Go through the entries and count the lines with the string "value" in them. Give only that number.
═════ Excerpted data ═════
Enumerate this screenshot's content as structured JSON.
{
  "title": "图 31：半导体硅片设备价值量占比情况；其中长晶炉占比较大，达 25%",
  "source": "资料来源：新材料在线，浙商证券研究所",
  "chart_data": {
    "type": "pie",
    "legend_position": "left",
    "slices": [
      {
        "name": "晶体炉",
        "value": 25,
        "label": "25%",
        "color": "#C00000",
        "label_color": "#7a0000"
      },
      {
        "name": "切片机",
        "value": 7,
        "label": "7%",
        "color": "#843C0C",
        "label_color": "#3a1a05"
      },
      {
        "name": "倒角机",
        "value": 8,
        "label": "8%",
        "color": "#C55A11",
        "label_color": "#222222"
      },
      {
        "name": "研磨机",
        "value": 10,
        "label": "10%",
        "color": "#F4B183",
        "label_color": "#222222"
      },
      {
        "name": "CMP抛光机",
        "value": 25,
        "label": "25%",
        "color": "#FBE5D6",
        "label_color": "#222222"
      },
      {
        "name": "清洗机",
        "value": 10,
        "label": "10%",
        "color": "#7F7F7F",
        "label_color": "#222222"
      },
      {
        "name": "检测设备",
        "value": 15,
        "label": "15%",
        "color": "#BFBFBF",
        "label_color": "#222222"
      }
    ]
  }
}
═════
Right answer -
7